═════ Records for this exercise

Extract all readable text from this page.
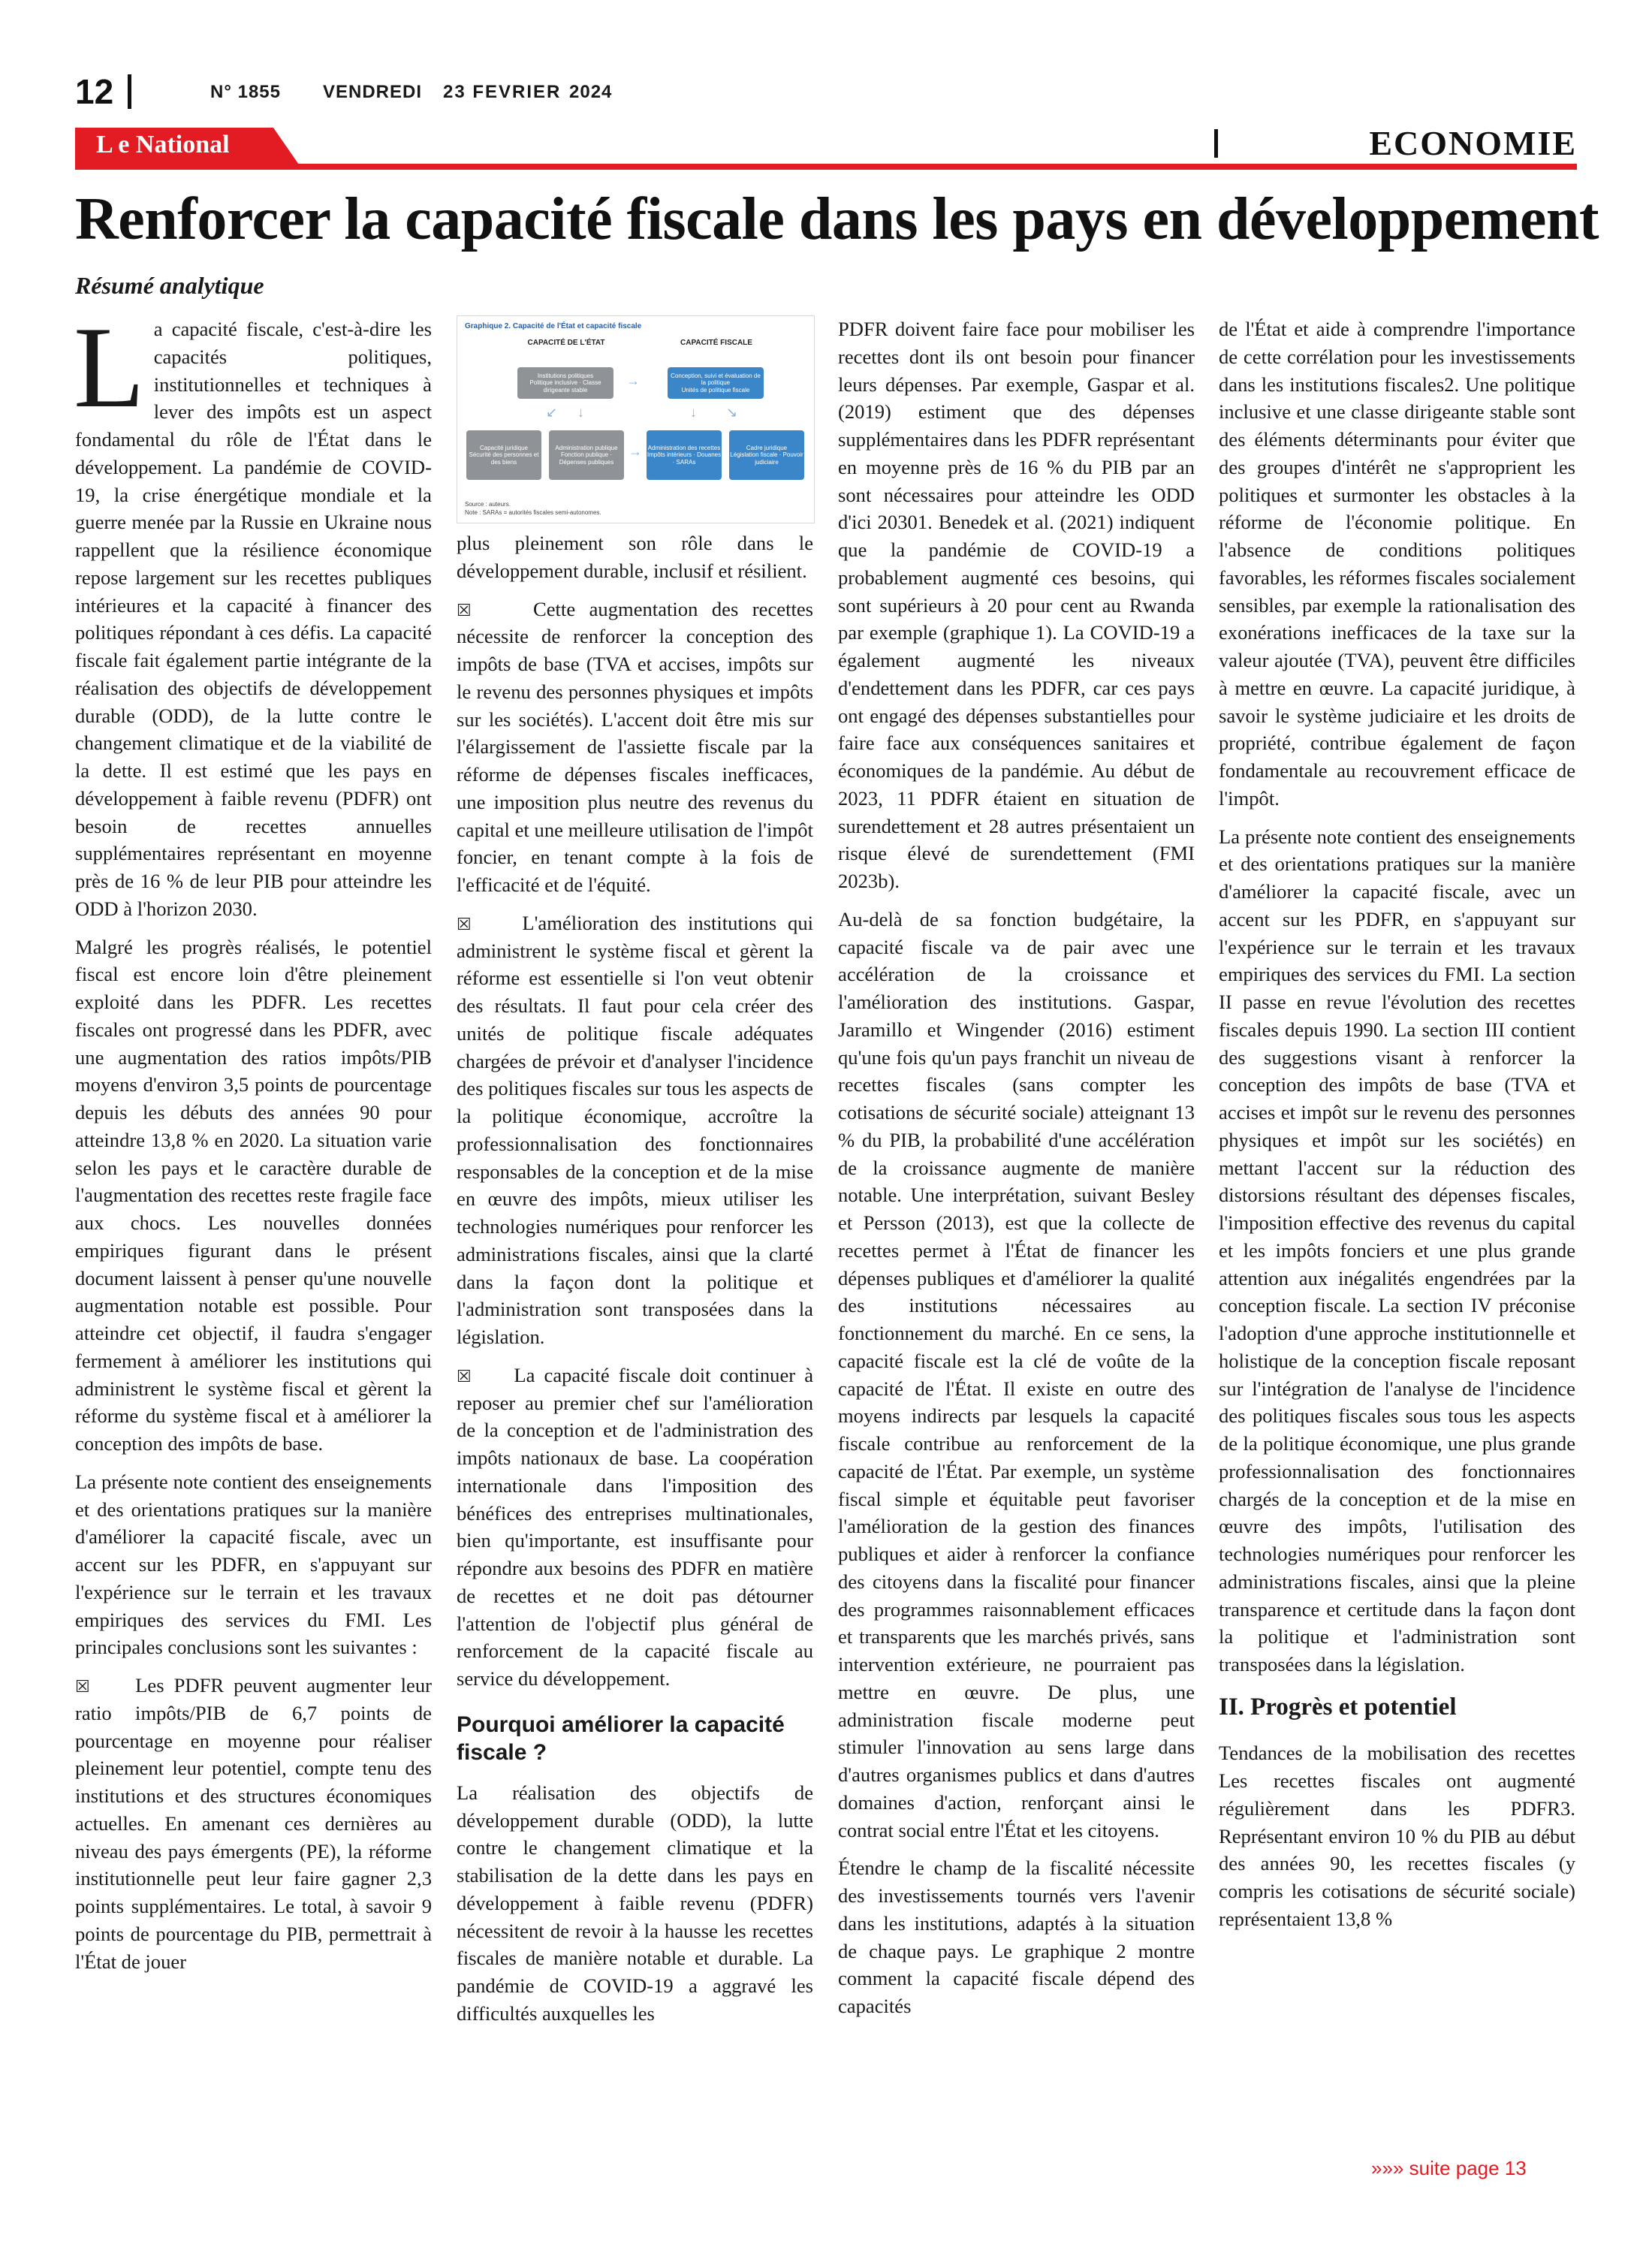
12	N° 1855 VENDREDI 23 FEVRIER 2024
L e National	ECONOMIE
Renforcer la capacité fiscale dans les pays en développement
Résumé analytique

La capacité fiscale, c'est-à-dire les capacités politiques, institutionnelles et techniques à lever des impôts est un aspect fondamental du rôle de l'État dans le développement. La pandémie de COVID-19, la crise énergétique mondiale et la guerre menée par la Russie en Ukraine nous rappellent que la résilience économique repose largement sur les recettes publiques intérieures et la capacité à financer des politiques répondant à ces défis. La capacité fiscale fait également partie intégrante de la réalisation des objectifs de développement durable (ODD), de la lutte contre le changement climatique et de la viabilité de la dette. Il est estimé que les pays en développement à faible revenu (PDFR) ont besoin de recettes annuelles supplémentaires représentant en moyenne près de 16 % de leur PIB pour atteindre les ODD à l'horizon 2030.

Malgré les progrès réalisés, le potentiel fiscal est encore loin d'être pleinement exploité dans les PDFR. Les recettes fiscales ont progressé dans les PDFR, avec une augmentation des ratios impôts/PIB moyens d'environ 3,5 points de pourcentage depuis les débuts des années 90 pour atteindre 13,8 % en 2020. La situation varie selon les pays et le caractère durable de l'augmentation des recettes reste fragile face aux chocs. Les nouvelles données empiriques figurant dans le présent document laissent à penser qu'une nouvelle augmentation notable est possible. Pour atteindre cet objectif, il faudra s'engager fermement à améliorer les institutions qui administrent le système fiscal et gèrent la réforme du système fiscal et à améliorer la conception des impôts de base.

La présente note contient des enseignements et des orientations pratiques sur la manière d'améliorer la capacité fiscale, avec un accent sur les PDFR, en s'appuyant sur l'expérience sur le terrain et les travaux empiriques des services du FMI. Les principales conclusions sont les suivantes :

☒ Les PDFR peuvent augmenter leur ratio impôts/PIB de 6,7 points de pourcentage en moyenne pour réaliser pleinement leur potentiel, compte tenu des institutions et des structures économiques actuelles. En amenant ces dernières au niveau des pays émergents (PE), la réforme institutionnelle peut leur faire gagner 2,3 points supplémentaires. Le total, à savoir 9 points de pourcentage du PIB, permettrait à l'État de jouer

Graphique 2. Capacité de l'État et capacité fiscale
CAPACITÉ DE L'ÉTAT	CAPACITÉ FISCALE
Institutions politiques
Politique inclusive · Classe dirigeante stable
Conception, suivi et évaluation de la politique
Unités de politique fiscale
→
↙ ↓	↓ ↘
Capacité juridique
Sécurité des personnes et des biens
Administration publique
Fonction publique · Dépenses publiques
Administration des recettes
Impôts intérieurs · Douanes · SARAs
Cadre juridique
Législation fiscale · Pouvoir judiciaire
→
Source : auteurs.
Note : SARAs = autorités fiscales semi-autonomes.

plus pleinement son rôle dans le développement durable, inclusif et résilient.

☒	Cette augmentation des recettes nécessite de renforcer la conception des impôts de base (TVA et accises, impôts sur le revenu des personnes physiques et impôts sur les sociétés). L'accent doit être mis sur l'élargissement de l'assiette fiscale par la réforme de dépenses fiscales inefficaces, une imposition plus neutre des revenus du capital et une meilleure utilisation de l'impôt foncier, en tenant compte à la fois de l'efficacité et de l'équité.

☒	L'amélioration des institutions qui administrent le système fiscal et gèrent la réforme est essentielle si l'on veut obtenir des résultats. Il faut pour cela créer des unités de politique fiscale adéquates chargées de prévoir et d'analyser l'incidence des politiques fiscales sur tous les aspects de la politique économique, accroître la professionnalisation des fonctionnaires responsables de la conception et de la mise en œuvre des impôts, mieux utiliser les technologies numériques pour renforcer les administrations fiscales, ainsi que la clarté dans la façon dont la politique et l'administration sont transposées dans la législation.

☒ La capacité fiscale doit continuer à reposer au premier chef sur l'amélioration de la conception et de l'administration des impôts nationaux de base. La coopération internationale dans l'imposition des bénéfices des entreprises multinationales, bien qu'importante, est insuffisante pour répondre aux besoins des PDFR en matière de recettes et ne doit pas détourner l'attention de l'objectif plus général de renforcement de la capacité fiscale au service du développement.

Pourquoi améliorer la capacité fiscale ?

La réalisation des objectifs de développement durable (ODD), la lutte contre le changement climatique et la stabilisation de la dette dans les pays en développement à faible revenu (PDFR) nécessitent de revoir à la hausse les recettes fiscales de manière notable et durable. La pandémie de COVID-19 a aggravé les difficultés auxquelles les

PDFR doivent faire face pour mobiliser les recettes dont ils ont besoin pour financer leurs dépenses. Par exemple, Gaspar et al. (2019) estiment que des dépenses supplémentaires dans les PDFR représentant en moyenne près de 16 % du PIB par an sont nécessaires pour atteindre les ODD d'ici 20301. Benedek et al. (2021) indiquent que la pandémie de COVID-19 a probablement augmenté ces besoins, qui sont supérieurs à 20 pour cent au Rwanda par exemple (graphique 1). La COVID-19 a également augmenté les niveaux d'endettement dans les PDFR, car ces pays ont engagé des dépenses substantielles pour faire face aux conséquences sanitaires et économiques de la pandémie. Au début de 2023, 11 PDFR étaient en situation de surendettement et 28 autres présentaient un risque élevé de surendettement (FMI 2023b).

Au-delà de sa fonction budgétaire, la capacité fiscale va de pair avec une accélération de la croissance et l'amélioration des institutions. Gaspar, Jaramillo et Wingender (2016) estiment qu'une fois qu'un pays franchit un niveau de recettes fiscales (sans compter les cotisations de sécurité sociale) atteignant 13 % du PIB, la probabilité d'une accélération de la croissance augmente de manière notable. Une interprétation, suivant Besley et Persson (2013), est que la collecte de recettes permet à l'État de financer les dépenses publiques et d'améliorer la qualité des institutions nécessaires au fonctionnement du marché. En ce sens, la capacité fiscale est la clé de voûte de la capacité de l'État. Il existe en outre des moyens indirects par lesquels la capacité fiscale contribue au renforcement de la capacité de l'État. Par exemple, un système fiscal simple et équitable peut favoriser l'amélioration de la gestion des finances publiques et aider à renforcer la confiance des citoyens dans la fiscalité pour financer des programmes raisonnablement efficaces et transparents que les marchés privés, sans intervention extérieure, ne pourraient pas mettre en œuvre. De plus, une administration fiscale moderne peut stimuler l'innovation au sens large dans d'autres organismes publics et dans d'autres domaines d'action, renforçant ainsi le contrat social entre l'État et les citoyens.

Étendre le champ de la fiscalité nécessite des investissements tournés vers l'avenir dans les institutions, adaptés à la situation de chaque pays. Le graphique 2 montre comment la capacité fiscale dépend des capacités

de l'État et aide à comprendre l'importance de cette corrélation pour les investissements dans les institutions fiscales2. Une politique inclusive et une classe dirigeante stable sont des éléments déterminants pour éviter que des groupes d'intérêt ne s'approprient les politiques et surmonter les obstacles à la réforme de l'économie politique. En l'absence de conditions politiques favorables, les réformes fiscales socialement sensibles, par exemple la rationalisation des exonérations inefficaces de la taxe sur la valeur ajoutée (TVA), peuvent être difficiles à mettre en œuvre. La capacité juridique, à savoir le système judiciaire et les droits de propriété, contribue également de façon fondamentale au recouvrement efficace de l'impôt.

La présente note contient des enseignements et des orientations pratiques sur la manière d'améliorer la capacité fiscale, avec un accent sur les PDFR, en s'appuyant sur l'expérience sur le terrain et les travaux empiriques des services du FMI. La section II passe en revue l'évolution des recettes fiscales depuis 1990. La section III contient des suggestions visant à renforcer la conception des impôts de base (TVA et accises et impôt sur le revenu des personnes physiques et impôt sur les sociétés) en mettant l'accent sur la réduction des distorsions résultant des dépenses fiscales, l'imposition effective des revenus du capital et les impôts fonciers et une plus grande attention aux inégalités engendrées par la conception fiscale. La section IV préconise l'adoption d'une approche institutionnelle et holistique de la conception fiscale reposant sur l'intégration de l'analyse de l'incidence des politiques fiscales sous tous les aspects de la politique économique, une plus grande professionnalisation des fonctionnaires chargés de la conception et de la mise en œuvre des impôts, l'utilisation des technologies numériques pour renforcer les administrations fiscales, ainsi que la pleine transparence et certitude dans la façon dont la politique et l'administration sont transposées dans la législation.

II. Progrès et potentiel

Tendances de la mobilisation des recettes Les recettes fiscales ont augmenté régulièrement dans les PDFR3. Représentant environ 10 % du PIB au début des années 90, les recettes fiscales (y compris les cotisations de sécurité sociale) représentaient 13,8 %

»»» suite page 13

══════════

Select, from the listing, all lines that include the word "SARAs".

The reply =
Impôts intérieurs · Douanes · SARAs
Note : SARAs = autorités fiscales semi-autonomes.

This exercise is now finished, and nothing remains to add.